## START Data supplied
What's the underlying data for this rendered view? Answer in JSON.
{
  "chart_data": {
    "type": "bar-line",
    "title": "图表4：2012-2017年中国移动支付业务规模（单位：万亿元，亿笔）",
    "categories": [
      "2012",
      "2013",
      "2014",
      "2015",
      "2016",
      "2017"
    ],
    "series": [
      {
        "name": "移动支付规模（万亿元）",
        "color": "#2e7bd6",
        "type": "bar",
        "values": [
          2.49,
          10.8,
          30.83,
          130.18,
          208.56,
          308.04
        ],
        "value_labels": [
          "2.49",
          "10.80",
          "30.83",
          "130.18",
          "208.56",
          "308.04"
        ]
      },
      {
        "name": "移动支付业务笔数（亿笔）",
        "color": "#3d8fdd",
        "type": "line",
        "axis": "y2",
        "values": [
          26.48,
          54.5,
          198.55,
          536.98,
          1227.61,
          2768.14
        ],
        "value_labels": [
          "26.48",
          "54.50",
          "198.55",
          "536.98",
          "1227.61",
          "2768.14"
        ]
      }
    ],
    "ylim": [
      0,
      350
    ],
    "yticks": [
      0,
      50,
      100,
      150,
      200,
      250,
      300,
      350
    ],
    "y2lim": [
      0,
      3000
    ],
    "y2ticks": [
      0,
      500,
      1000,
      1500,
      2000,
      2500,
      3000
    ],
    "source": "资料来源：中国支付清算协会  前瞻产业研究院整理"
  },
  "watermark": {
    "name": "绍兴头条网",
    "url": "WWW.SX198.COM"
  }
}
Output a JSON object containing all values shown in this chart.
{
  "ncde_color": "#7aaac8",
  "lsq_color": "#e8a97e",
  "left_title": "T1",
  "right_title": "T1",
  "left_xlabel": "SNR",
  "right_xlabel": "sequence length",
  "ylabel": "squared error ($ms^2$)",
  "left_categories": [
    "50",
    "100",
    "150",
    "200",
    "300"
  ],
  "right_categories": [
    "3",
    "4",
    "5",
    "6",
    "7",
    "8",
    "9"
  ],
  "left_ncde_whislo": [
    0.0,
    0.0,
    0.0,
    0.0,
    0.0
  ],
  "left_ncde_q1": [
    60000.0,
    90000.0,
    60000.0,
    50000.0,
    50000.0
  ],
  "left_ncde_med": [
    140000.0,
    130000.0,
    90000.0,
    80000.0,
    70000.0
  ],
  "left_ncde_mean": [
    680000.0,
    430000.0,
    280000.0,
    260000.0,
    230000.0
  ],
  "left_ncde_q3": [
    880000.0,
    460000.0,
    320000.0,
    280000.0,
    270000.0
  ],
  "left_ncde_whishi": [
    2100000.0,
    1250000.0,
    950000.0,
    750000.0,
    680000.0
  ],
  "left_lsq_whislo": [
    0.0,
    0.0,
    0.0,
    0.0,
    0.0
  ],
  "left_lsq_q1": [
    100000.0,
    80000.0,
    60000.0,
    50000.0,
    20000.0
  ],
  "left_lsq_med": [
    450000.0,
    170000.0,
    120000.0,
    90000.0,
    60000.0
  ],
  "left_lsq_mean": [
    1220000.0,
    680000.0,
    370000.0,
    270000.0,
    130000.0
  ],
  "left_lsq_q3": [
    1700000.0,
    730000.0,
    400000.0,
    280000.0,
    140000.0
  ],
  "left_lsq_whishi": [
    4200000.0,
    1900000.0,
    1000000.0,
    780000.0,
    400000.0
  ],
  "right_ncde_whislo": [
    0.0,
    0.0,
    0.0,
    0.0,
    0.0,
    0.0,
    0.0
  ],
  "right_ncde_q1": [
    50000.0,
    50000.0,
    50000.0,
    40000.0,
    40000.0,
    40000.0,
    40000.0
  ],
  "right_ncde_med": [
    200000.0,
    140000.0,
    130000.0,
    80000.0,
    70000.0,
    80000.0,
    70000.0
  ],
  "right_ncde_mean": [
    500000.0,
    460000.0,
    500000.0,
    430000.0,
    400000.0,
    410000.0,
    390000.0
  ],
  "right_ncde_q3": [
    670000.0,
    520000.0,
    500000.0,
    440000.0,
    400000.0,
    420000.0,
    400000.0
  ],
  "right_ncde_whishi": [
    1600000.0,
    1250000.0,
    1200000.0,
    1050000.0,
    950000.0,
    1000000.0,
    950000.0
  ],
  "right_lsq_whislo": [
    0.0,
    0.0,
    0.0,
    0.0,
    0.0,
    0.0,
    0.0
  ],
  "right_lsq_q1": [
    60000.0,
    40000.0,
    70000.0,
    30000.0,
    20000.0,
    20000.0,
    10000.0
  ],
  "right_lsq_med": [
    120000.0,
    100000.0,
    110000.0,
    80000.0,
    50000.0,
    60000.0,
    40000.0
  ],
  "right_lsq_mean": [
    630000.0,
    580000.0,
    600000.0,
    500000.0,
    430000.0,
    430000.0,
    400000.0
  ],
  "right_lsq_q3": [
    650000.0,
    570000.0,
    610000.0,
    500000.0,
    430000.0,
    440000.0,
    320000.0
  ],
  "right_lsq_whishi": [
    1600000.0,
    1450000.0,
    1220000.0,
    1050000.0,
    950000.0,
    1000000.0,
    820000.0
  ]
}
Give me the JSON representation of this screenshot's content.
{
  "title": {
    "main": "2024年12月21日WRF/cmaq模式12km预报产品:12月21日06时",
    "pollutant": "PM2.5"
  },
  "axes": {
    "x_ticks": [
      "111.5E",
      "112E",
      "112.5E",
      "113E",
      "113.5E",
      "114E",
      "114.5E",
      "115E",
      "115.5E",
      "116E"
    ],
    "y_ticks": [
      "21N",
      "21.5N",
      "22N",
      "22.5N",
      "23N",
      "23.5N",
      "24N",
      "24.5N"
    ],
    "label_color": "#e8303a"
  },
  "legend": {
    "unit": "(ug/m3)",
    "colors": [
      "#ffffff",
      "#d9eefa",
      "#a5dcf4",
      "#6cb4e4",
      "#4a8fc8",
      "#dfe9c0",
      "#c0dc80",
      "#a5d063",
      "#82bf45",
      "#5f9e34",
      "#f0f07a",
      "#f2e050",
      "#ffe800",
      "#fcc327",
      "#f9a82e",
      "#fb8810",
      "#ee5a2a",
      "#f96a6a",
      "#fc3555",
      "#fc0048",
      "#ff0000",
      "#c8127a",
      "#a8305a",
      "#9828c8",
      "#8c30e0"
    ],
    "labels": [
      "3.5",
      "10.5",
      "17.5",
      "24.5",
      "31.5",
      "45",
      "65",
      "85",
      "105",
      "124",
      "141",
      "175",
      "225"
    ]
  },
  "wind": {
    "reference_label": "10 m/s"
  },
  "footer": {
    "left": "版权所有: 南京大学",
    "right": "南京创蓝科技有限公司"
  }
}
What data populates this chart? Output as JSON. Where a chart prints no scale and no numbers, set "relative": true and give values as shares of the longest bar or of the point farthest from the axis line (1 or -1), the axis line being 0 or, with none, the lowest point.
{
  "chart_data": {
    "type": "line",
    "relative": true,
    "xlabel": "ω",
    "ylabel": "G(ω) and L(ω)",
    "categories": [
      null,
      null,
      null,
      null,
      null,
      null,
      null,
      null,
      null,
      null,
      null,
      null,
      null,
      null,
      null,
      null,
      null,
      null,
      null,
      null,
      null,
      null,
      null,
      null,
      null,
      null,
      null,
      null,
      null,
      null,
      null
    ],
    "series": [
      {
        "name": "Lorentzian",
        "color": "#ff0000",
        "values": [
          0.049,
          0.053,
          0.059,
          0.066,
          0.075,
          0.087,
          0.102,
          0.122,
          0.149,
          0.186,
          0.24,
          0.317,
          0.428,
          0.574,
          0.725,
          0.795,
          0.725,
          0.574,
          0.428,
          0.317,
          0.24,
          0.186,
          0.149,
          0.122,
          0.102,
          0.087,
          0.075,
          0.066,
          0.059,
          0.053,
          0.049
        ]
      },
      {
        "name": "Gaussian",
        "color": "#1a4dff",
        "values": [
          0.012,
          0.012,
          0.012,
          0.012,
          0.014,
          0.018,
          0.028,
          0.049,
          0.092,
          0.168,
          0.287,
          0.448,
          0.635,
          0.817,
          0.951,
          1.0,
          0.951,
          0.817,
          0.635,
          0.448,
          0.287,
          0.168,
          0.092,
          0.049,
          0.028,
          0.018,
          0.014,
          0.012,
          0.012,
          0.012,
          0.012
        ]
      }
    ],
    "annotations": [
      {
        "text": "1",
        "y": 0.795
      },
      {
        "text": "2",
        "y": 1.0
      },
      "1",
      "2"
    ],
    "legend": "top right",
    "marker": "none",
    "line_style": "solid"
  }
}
## END Data supplied
* Your goal
Count the lines in the records above that hold the word "true", and give only that number.

* Complete response
2